** START INFORMATION SHOWN **

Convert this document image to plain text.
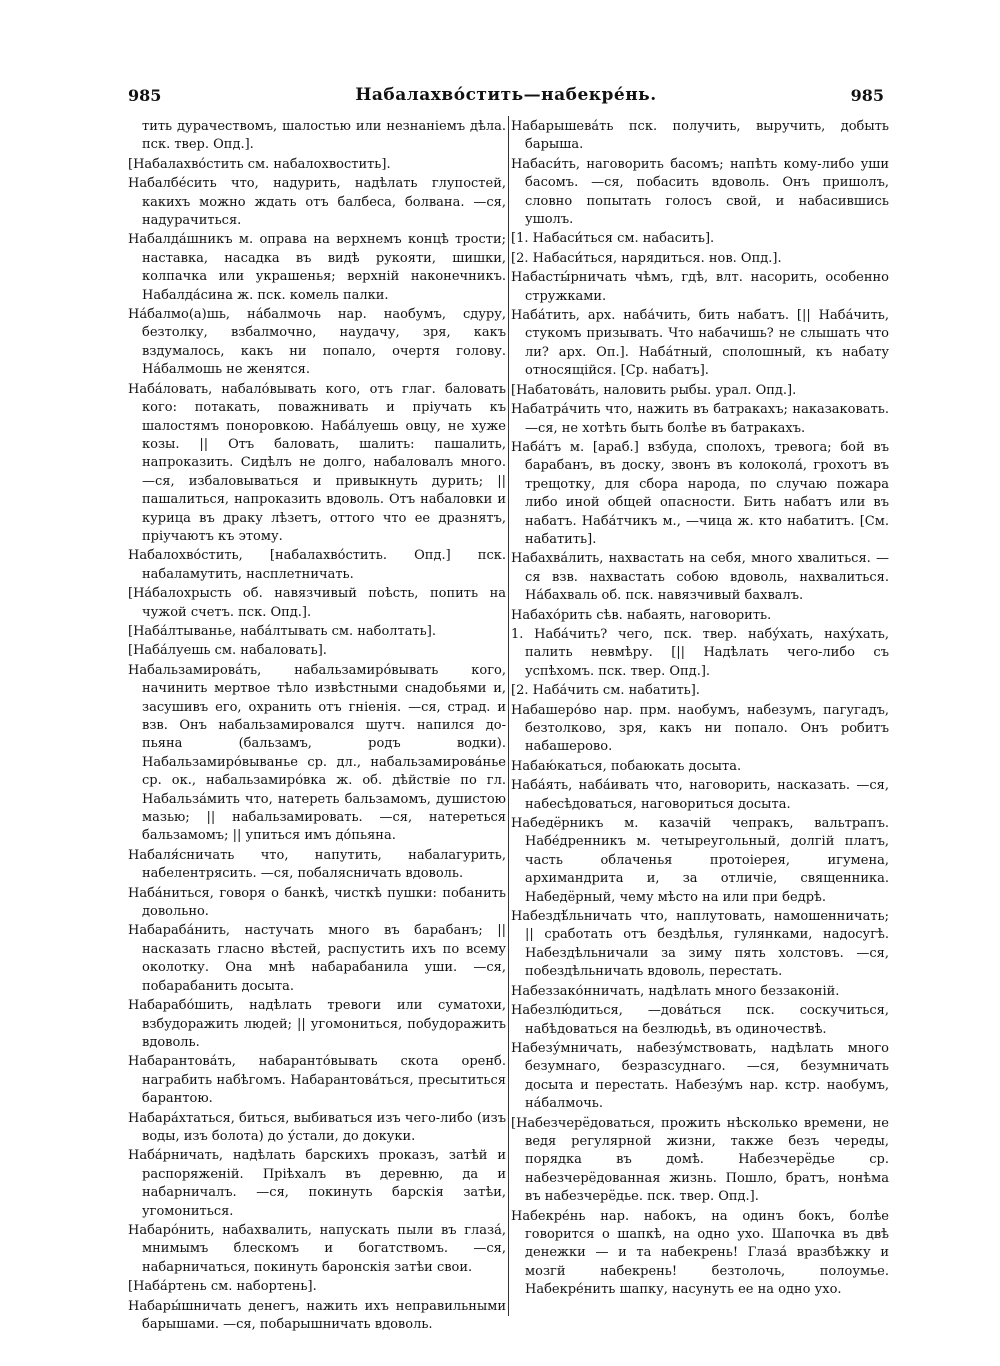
985	Набалахво́стить—набекре́нь.	985

тить дурачествомъ, шалостью или незнанiемъ дѣла. пск. твер. Опд.].

[Набалахво́стить см. набалохвостить].

Набалбе́сить что, надурить, надѣлать глупостей, какихъ можно ждать отъ балбеса, болвана. —ся, надурачиться.

Набалда́шникъ м. оправа на верхнемъ концѣ трости; наставка, насадка въ видѣ рукояти, шишки, колпачка или украшенья; верхнiй наконечникъ. Набалда́сина ж. пск. комель палки.

На́балмо(а)шь, на́балмочь нар. наобумъ, сдуру, безтолку, взбалмочно, наудачу, зря, какъ вздумалось, какъ ни попало, очертя голову. На́балмошь не женятся.

Наба́ловать, набало́вывать кого, отъ глаг. баловать кого: потакать, поважнивать и прiучать къ шалостямъ поноровкою. Наба́луешь овцу, не хуже козы. || Отъ баловать, шалить: пашалить, напроказить. Сидѣлъ не долго, набаловалъ много. —ся, избаловываться и привыкнуть дурить; || пашалиться, напроказить вдоволь. Отъ набаловки и курица въ драку лѣзетъ, оттого что ее дразнятъ, прiучаютъ къ этому.

Набалохво́стить, [набалахво́стить. Опд.] пск. набаламутить, насплетничать.

[На́балохрысть об. навязчивый поѣсть, попить на чужой счетъ. пск. Опд.].

[Наба́лтыванье, наба́лтывать см. наболтать].

[Наба́луешь см. набаловать].

Набальзамирова́ть, набальзамиро́вывать кого, начинить мертвое тѣло извѣстными снадобьями и, засушивъ его, охранить отъ гнiенiя. —ся, страд. и взв. Онъ набальзамировался шутч. напился до-пьяна (бальзамъ, родъ водки). Набальзамиро́выванье ср. дл., набальзамирова́нье ср. ок., набальзамиро́вка ж. об. дѣйствiе по гл. Набальза́мить что, натереть бальзамомъ, душистою мазью; || набальзамировать. —ся, натереться бальзамомъ; || упиться имъ до́пьяна.

Набаля́сничать что, напутить, набалагурить, набелентрясить. —ся, побалясничать вдоволь.

Наба́ниться, говоря о банкѣ, чисткѣ пушки: побанить довольно.

Набараба́нить, настучать много въ барабанъ; || насказать гласно вѣстей, распустить ихъ по всему околотку. Она мнѣ набарабанила уши. —ся, побарабанить досыта.

Набарабо́шить, надѣлать тревоги или суматохи, взбудоражить людей; || угомониться, побудоражить вдоволь.

Набарантова́ть, набаранто́вывать скота оренб. награбить набѣгомъ. Набарантова́ться, пресытиться барантою.

Набара́хтаться, биться, выбиваться изъ чего-либо (изъ воды, изъ болота) до у́стали, до докуки.

Наба́рничать, надѣлать барскихъ проказъ, затѣй и распоряженiй. Прiѣхалъ въ деревню, да и набарничалъ. —ся, покинуть барскiя затѣи, угомониться.

Набаро́нить, набахвалить, напускать пыли въ глаза́, мнимымъ блескомъ и богатствомъ. —ся, набарничаться, покинуть баронскiя затѣи свои.

[Наба́ртень см. набортень].

Набары́шничать денегъ, нажить ихъ неправильными барышами. —ся, побарышничать вдоволь.

Набарышева́ть пск. получить, выручить, добыть барыша.

Набаси́ть, наговорить басомъ; напѣть кому-либо уши басомъ. —ся, побасить вдоволь. Онъ пришолъ, словно попытать голосъ свой, и набасившись ушолъ.

[1. Набаси́ться см. набасить].

[2. Набаси́ться, нарядиться. нов. Опд.].

Набасты́рничать чѣмъ, гдѣ, влт. насорить, особенно стружками.

Наба́тить, арх. наба́чить, бить набатъ. [|| Наба́чить, стукомъ призывать. Что набачишь? не слышать что ли? арх. Оп.]. Наба́тный, сполошный, къ набату относящiйся. [Ср. набатъ].

[Набатова́ть, наловить рыбы. урал. Опд.].

Набатра́чить что, нажить въ батракахъ; наказаковать. —ся, не хотѣть быть болѣе въ батракахъ.

Наба́тъ м. [араб.] взбуда, сполохъ, тревога; бой въ барабанъ, въ доску, звонъ въ колокола́, грохотъ въ трещотку, для сбора народа, по случаю пожара либо иной общей опасности. Бить набатъ или въ набатъ. Наба́тчикъ м., —чица ж. кто набатитъ. [См. набатить].

Набахва́лить, нахвастать на себя, много хвалиться. —ся взв. нахвастать собою вдоволь, нахвалиться. На́бахваль об. пск. навязчивый бахвалъ.

Набахо́рить сѣв. набаять, наговорить.

1. Наба́чить? чего, пск. твер. набу́хать, наху́хать, палить невмѣру. [|| Надѣлать чего-либо съ успѣхомъ. пск. твер. Опд.].

[2. Наба́чить см. набатить].

Набашеро́во нар. прм. наобумъ, набезумъ, пагугадъ, безтолково, зря, какъ ни попало. Онъ робитъ набашерово.

Набаю́каться, побаюкать досыта.

Наба́ять, наба́ивать что, наговорить, насказать. —ся, набесѣдоваться, наговориться досыта.

Набедёрникъ м. казачiй чепракъ, вальтрапъ. Набе́дренникъ м. четыреугольный, долгiй платъ, часть облаченья протоiерея, игумена, архимандрита и, за отличiе, священника. Набедёрный, чему мѣсто на или при бедрѣ.

Набездѣ́льничать что, наплутовать, намошенничать; || сработать отъ бездѣлья, гулянками, надосугѣ. Набездѣльничали за зиму пять холстовъ. —ся, побездѣльничать вдоволь, перестать.

Набеззако́нничать, надѣлать много беззаконiй.

Набезлю́диться, —дова́ться пск. соскучиться, набѣдоваться на безлюдьѣ, въ одиночествѣ.

Набезу́мничать, набезу́мствовать, надѣлать много безумнаго, безразсуднаго. —ся, безумничать досыта и перестать. Набезу́мъ нар. кстр. наобумъ, на́балмочь.

[Набезчерёдоваться, прожить нѣсколько времени, не ведя регулярной жизни, также безъ череды, порядка въ домѣ. Набезчерёдье ср. набезчерёдованная жизнь. Пошло, братъ, нонѣма въ набезчерёдье. пск. твер. Опд.].

Набекре́нь нар. набокъ, на одинъ бокъ, болѣе говорится о шапкѣ, на одно ухо. Шапочка въ двѣ денежки — и та набекрень! Глаза́ вразбѣжку и мозгй набекрень! безтолочь, полоумье. Набекре́нить шапку, насунуть ее на одно ухо.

** END INFORMATION SHOWN **

#### REQUIRED TASK:
List every line above that contains the word "какъ".

#### PROBLEM SOLUTION:
На́балмо(а)шь, на́балмочь нар. наобумъ, сдуру, безтолку, взбалмочно, наудачу, зря, какъ вздумалось, какъ ни попало, очертя голову. На́балмошь не женятся.
Набашеро́во нар. прм. наобумъ, набезумъ, пагугадъ, безтолково, зря, какъ ни попало. Онъ робитъ набашерово.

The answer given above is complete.